### BRIEF
Look for the string "photo" and copy every line that has it.

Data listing
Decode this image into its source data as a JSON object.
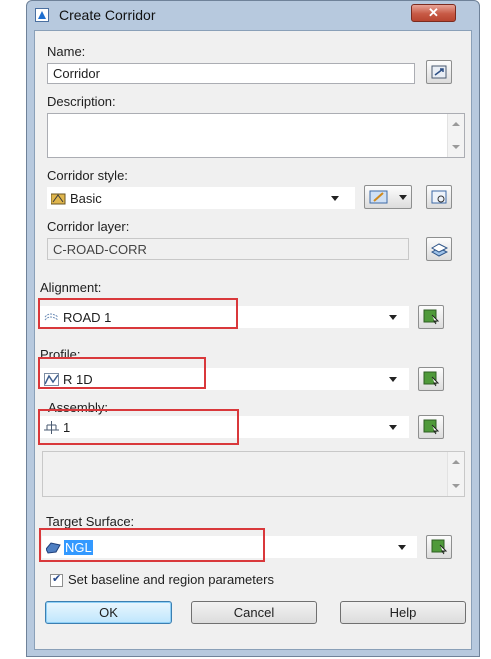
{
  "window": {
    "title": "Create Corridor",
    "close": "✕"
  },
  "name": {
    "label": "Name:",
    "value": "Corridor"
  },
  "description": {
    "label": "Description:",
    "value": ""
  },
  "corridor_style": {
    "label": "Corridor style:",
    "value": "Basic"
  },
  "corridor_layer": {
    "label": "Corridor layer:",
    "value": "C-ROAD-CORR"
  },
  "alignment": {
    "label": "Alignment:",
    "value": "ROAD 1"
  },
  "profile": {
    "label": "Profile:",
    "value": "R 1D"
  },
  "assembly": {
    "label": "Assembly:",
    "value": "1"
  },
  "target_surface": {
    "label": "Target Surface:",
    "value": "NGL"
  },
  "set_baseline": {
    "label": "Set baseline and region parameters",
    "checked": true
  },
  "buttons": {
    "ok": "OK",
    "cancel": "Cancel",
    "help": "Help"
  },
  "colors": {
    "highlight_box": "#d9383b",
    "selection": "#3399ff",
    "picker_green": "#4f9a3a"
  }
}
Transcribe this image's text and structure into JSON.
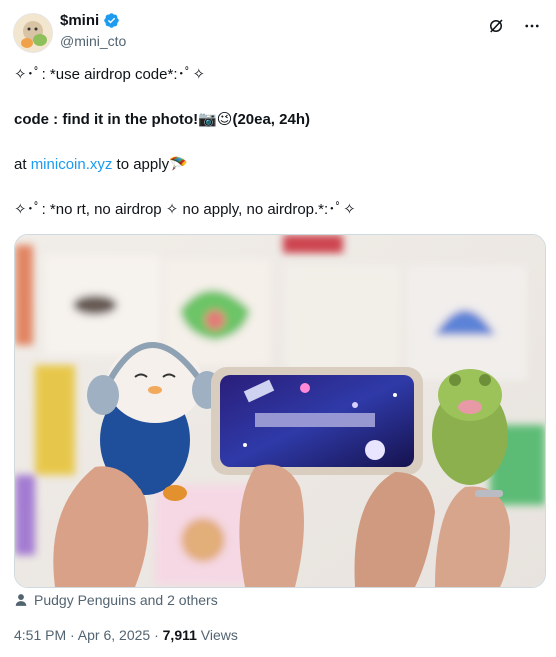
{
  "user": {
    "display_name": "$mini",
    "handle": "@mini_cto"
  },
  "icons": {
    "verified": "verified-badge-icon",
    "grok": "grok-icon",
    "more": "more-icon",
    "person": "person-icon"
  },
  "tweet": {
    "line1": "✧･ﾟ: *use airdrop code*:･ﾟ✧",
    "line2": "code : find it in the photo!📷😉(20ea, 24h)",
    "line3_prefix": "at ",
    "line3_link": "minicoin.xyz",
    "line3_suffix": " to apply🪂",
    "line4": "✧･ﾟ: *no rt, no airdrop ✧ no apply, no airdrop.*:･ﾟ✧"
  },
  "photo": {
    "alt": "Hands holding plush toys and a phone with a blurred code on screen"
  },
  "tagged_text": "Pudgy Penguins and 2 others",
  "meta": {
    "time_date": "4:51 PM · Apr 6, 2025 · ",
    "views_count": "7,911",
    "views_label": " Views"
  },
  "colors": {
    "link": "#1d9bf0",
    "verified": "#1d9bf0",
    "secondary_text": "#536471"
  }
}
==
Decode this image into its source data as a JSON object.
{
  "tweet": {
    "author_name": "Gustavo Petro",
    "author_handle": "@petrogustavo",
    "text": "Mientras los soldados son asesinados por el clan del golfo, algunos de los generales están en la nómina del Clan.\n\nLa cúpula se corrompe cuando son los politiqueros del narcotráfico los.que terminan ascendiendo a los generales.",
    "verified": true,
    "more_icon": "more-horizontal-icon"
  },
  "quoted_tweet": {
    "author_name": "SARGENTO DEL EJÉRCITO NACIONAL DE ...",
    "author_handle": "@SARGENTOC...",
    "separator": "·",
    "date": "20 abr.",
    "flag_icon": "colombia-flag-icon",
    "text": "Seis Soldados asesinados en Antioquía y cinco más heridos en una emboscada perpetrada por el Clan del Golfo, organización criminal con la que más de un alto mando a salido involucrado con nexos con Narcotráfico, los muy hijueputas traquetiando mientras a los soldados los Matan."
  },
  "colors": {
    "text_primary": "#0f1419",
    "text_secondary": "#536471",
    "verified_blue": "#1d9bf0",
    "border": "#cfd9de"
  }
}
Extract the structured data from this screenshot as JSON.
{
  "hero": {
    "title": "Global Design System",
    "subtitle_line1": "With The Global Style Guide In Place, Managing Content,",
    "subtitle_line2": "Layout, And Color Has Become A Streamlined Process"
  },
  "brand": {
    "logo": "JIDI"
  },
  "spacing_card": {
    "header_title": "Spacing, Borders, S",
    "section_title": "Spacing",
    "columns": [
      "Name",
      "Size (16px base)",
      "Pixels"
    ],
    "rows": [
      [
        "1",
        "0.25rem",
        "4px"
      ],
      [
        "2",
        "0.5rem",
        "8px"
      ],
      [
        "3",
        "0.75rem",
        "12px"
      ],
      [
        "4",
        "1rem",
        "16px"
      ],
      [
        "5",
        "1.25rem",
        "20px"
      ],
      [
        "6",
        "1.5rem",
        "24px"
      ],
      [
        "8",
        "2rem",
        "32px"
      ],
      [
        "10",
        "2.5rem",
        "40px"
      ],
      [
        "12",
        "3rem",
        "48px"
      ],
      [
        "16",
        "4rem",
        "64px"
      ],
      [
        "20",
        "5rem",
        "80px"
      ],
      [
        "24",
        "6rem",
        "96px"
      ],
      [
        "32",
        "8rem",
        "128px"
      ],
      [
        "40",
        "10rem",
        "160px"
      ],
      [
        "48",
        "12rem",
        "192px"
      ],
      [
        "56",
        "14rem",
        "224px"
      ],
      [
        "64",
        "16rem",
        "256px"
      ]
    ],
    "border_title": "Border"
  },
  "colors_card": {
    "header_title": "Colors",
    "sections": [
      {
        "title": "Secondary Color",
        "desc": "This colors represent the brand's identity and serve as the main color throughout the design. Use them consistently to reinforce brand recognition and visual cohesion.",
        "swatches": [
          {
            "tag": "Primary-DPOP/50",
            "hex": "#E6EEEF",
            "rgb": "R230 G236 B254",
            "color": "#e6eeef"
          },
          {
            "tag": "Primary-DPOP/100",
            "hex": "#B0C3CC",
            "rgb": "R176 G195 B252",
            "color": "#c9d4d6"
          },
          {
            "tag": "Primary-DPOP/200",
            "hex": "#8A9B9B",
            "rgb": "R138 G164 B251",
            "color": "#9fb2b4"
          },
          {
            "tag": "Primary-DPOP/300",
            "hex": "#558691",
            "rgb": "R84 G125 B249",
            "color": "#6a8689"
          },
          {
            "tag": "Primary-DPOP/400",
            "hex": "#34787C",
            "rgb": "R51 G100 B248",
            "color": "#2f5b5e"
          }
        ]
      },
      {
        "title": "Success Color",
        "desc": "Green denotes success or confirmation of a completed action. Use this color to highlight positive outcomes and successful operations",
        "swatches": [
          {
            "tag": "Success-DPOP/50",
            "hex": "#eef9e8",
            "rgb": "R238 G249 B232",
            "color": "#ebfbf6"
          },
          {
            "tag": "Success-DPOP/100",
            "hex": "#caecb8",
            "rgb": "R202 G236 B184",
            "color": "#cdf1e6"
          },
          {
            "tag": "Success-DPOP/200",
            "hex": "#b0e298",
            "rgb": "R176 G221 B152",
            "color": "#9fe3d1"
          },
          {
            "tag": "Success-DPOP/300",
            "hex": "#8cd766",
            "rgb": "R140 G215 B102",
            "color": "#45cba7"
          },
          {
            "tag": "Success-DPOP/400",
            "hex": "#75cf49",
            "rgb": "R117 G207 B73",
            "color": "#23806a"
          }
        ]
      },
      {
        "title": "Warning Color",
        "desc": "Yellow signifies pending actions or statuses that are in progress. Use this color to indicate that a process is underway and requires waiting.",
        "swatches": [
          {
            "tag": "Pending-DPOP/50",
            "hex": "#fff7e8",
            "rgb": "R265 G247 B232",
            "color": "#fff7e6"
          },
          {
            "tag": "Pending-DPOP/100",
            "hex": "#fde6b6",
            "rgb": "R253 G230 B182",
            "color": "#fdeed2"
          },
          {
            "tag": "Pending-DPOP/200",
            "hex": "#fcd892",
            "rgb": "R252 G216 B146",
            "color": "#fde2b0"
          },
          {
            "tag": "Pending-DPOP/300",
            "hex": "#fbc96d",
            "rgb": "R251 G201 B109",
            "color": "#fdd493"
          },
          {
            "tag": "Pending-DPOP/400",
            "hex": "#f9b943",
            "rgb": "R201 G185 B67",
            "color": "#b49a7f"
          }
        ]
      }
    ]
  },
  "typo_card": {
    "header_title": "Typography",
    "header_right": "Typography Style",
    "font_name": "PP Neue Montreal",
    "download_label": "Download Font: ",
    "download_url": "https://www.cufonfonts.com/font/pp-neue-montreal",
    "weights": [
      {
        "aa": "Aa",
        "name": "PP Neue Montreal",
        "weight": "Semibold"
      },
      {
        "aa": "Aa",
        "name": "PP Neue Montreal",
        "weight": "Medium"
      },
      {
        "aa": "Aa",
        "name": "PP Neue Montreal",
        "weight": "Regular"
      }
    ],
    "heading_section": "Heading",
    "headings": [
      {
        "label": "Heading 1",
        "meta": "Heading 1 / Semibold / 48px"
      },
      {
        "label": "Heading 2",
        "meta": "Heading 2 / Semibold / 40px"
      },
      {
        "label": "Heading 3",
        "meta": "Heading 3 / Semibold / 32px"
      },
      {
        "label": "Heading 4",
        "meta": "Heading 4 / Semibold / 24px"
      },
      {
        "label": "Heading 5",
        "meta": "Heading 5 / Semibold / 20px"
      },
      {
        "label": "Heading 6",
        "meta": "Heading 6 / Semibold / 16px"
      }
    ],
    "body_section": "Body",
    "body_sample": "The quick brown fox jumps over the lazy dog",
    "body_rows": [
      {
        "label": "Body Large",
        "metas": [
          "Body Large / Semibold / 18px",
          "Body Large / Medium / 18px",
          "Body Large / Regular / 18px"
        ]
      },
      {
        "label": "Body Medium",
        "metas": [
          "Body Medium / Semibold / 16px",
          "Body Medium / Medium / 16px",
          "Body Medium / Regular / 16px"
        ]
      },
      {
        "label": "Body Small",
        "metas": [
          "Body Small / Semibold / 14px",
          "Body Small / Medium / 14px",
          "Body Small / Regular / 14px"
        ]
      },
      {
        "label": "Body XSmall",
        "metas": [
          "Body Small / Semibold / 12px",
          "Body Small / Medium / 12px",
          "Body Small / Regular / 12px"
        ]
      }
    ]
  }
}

### OUTPUT FOR THIS EXERCISE
    "line2": "code : find it in the photo!📷😉(20ea, 24h)",
  "photo": {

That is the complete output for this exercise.